# WORK TO COMPLETE
Please output the lines shown below exactly as they appear.

- - -

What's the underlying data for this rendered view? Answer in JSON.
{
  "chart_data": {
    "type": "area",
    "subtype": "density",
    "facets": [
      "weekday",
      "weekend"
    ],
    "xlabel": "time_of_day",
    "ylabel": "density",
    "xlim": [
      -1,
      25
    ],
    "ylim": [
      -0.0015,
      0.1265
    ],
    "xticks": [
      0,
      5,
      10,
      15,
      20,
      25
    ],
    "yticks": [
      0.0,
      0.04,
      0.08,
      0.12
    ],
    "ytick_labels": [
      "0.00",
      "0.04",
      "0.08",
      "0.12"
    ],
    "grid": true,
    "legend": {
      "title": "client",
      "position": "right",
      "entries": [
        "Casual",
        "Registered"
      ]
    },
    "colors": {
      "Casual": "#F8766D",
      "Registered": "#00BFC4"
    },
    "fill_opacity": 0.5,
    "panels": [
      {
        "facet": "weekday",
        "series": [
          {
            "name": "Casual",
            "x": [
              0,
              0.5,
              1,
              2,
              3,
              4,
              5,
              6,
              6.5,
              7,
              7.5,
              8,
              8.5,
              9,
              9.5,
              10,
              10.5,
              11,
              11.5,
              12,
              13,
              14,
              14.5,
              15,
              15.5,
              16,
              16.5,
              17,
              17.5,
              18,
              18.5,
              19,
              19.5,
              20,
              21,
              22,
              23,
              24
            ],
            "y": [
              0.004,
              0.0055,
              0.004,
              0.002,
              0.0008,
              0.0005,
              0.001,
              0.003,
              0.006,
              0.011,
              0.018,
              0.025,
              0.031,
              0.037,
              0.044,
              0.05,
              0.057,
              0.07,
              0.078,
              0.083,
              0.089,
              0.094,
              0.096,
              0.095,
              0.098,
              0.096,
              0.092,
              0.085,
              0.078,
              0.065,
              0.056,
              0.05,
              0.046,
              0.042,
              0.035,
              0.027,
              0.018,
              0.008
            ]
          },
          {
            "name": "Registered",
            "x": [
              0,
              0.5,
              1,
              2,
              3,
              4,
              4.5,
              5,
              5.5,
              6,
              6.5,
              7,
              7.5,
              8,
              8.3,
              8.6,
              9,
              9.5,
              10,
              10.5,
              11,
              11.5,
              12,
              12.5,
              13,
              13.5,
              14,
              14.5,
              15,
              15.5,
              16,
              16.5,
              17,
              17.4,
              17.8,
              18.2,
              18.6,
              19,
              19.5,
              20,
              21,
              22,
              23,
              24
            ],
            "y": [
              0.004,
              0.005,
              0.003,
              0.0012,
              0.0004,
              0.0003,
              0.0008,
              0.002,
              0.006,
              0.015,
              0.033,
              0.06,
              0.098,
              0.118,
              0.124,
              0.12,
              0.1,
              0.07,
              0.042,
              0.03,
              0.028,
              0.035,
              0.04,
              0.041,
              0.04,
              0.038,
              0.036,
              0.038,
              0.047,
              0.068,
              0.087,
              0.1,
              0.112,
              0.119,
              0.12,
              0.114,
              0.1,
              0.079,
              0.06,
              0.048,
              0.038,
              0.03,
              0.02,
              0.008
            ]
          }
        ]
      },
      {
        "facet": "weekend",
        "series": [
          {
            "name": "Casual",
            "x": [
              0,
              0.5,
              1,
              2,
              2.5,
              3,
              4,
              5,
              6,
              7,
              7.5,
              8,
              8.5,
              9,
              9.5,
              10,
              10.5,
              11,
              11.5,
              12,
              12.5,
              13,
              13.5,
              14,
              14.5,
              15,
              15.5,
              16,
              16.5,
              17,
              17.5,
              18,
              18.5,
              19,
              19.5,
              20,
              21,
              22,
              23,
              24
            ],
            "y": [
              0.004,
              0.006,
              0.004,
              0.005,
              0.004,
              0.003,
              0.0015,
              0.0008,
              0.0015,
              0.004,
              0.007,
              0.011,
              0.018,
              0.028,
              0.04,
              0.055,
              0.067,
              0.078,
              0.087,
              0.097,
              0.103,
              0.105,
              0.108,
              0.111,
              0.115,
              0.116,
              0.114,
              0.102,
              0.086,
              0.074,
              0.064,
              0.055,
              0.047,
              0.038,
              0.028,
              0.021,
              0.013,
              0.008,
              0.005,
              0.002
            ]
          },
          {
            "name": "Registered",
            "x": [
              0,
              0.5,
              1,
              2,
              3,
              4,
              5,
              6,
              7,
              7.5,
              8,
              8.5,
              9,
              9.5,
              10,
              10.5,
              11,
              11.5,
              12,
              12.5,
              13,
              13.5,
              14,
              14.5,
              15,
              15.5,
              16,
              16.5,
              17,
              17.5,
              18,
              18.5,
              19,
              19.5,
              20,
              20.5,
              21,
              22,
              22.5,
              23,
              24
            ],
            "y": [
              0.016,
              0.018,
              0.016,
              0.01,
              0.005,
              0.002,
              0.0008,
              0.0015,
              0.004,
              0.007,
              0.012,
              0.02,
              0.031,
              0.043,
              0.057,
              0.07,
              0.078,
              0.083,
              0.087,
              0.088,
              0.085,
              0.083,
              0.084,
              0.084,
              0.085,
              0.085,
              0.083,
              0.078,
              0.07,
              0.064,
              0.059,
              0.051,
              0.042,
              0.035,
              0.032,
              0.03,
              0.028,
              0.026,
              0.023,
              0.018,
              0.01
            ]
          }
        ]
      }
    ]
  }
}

- - -

# OUTPUT BELOW
What's the underlying data for this rendered view? Answer in JSON.
{
  "chart_data": {
    "type": "area",
    "subtype": "density",
    "facets": [
      "weekday",
      "weekend"
    ],
    "xlabel": "time_of_day",
    "ylabel": "density",
    "xlim": [
      -1,
      25
    ],
    "ylim": [
      -0.0015,
      0.1265
    ],
    "xticks": [
      0,
      5,
      10,
      15,
      20,
      25
    ],
    "yticks": [
      0.0,
      0.04,
      0.08,
      0.12
    ],
    "ytick_labels": [
      "0.00",
      "0.04",
      "0.08",
      "0.12"
    ],
    "grid": true,
    "legend": {
      "title": "client",
      "position": "right",
      "entries": [
        "Casual",
        "Registered"
      ]
    },
    "colors": {
      "Casual": "#F8766D",
      "Registered": "#00BFC4"
    },
    "fill_opacity": 0.5,
    "panels": [
      {
        "facet": "weekday",
        "series": [
          {
            "name": "Casual",
            "x": [
              0,
              0.5,
              1,
              2,
              3,
              4,
              5,
              6,
              6.5,
              7,
              7.5,
              8,
              8.5,
              9,
              9.5,
              10,
              10.5,
              11,
              11.5,
              12,
              13,
              14,
              14.5,
              15,
              15.5,
              16,
              16.5,
              17,
              17.5,
              18,
              18.5,
              19,
              19.5,
              20,
              21,
              22,
              23,
              24
            ],
            "y": [
              0.004,
              0.0055,
              0.004,
              0.002,
              0.0008,
              0.0005,
              0.001,
              0.003,
              0.006,
              0.011,
              0.018,
              0.025,
              0.031,
              0.037,
              0.044,
              0.05,
              0.057,
              0.07,
              0.078,
              0.083,
              0.089,
              0.094,
              0.096,
              0.095,
              0.098,
              0.096,
              0.092,
              0.085,
              0.078,
              0.065,
              0.056,
              0.05,
              0.046,
              0.042,
              0.035,
              0.027,
              0.018,
              0.008
            ]
          },
          {
            "name": "Registered",
            "x": [
              0,
              0.5,
              1,
              2,
              3,
              4,
              4.5,
              5,
              5.5,
              6,
              6.5,
              7,
              7.5,
              8,
              8.3,
              8.6,
              9,
              9.5,
              10,
              10.5,
              11,
              11.5,
              12,
              12.5,
              13,
              13.5,
              14,
              14.5,
              15,
              15.5,
              16,
              16.5,
              17,
              17.4,
              17.8,
              18.2,
              18.6,
              19,
              19.5,
              20,
              21,
              22,
              23,
              24
            ],
            "y": [
              0.004,
              0.005,
              0.003,
              0.0012,
              0.0004,
              0.0003,
              0.0008,
              0.002,
              0.006,
              0.015,
              0.033,
              0.06,
              0.098,
              0.118,
              0.124,
              0.12,
              0.1,
              0.07,
              0.042,
              0.03,
              0.028,
              0.035,
              0.04,
              0.041,
              0.04,
              0.038,
              0.036,
              0.038,
              0.047,
              0.068,
              0.087,
              0.1,
              0.112,
              0.119,
              0.12,
              0.114,
              0.1,
              0.079,
              0.06,
              0.048,
              0.038,
              0.03,
              0.02,
              0.008
            ]
          }
        ]
      },
      {
        "facet": "weekend",
        "series": [
          {
            "name": "Casual",
            "x": [
              0,
              0.5,
              1,
              2,
              2.5,
              3,
              4,
              5,
              6,
              7,
              7.5,
              8,
              8.5,
              9,
              9.5,
              10,
              10.5,
              11,
              11.5,
              12,
              12.5,
              13,
              13.5,
              14,
              14.5,
              15,
              15.5,
              16,
              16.5,
              17,
              17.5,
              18,
              18.5,
              19,
              19.5,
              20,
              21,
              22,
              23,
              24
            ],
            "y": [
              0.004,
              0.006,
              0.004,
              0.005,
              0.004,
              0.003,
              0.0015,
              0.0008,
              0.0015,
              0.004,
              0.007,
              0.011,
              0.018,
              0.028,
              0.04,
              0.055,
              0.067,
              0.078,
              0.087,
              0.097,
              0.103,
              0.105,
              0.108,
              0.111,
              0.115,
              0.116,
              0.114,
              0.102,
              0.086,
              0.074,
              0.064,
              0.055,
              0.047,
              0.038,
              0.028,
              0.021,
              0.013,
              0.008,
              0.005,
              0.002
            ]
          },
          {
            "name": "Registered",
            "x": [
              0,
              0.5,
              1,
              2,
              3,
              4,
              5,
              6,
              7,
              7.5,
              8,
              8.5,
              9,
              9.5,
              10,
              10.5,
              11,
              11.5,
              12,
              12.5,
              13,
              13.5,
              14,
              14.5,
              15,
              15.5,
              16,
              16.5,
              17,
              17.5,
              18,
              18.5,
              19,
              19.5,
              20,
              20.5,
              21,
              22,
              22.5,
              23,
              24
            ],
            "y": [
              0.016,
              0.018,
              0.016,
              0.01,
              0.005,
              0.002,
              0.0008,
              0.0015,
              0.004,
              0.007,
              0.012,
              0.02,
              0.031,
              0.043,
              0.057,
              0.07,
              0.078,
              0.083,
              0.087,
              0.088,
              0.085,
              0.083,
              0.084,
              0.084,
              0.085,
              0.085,
              0.083,
              0.078,
              0.07,
              0.064,
              0.059,
              0.051,
              0.042,
              0.035,
              0.032,
              0.03,
              0.028,
              0.026,
              0.023,
              0.018,
              0.01
            ]
          }
        ]
      }
    ]
  }
}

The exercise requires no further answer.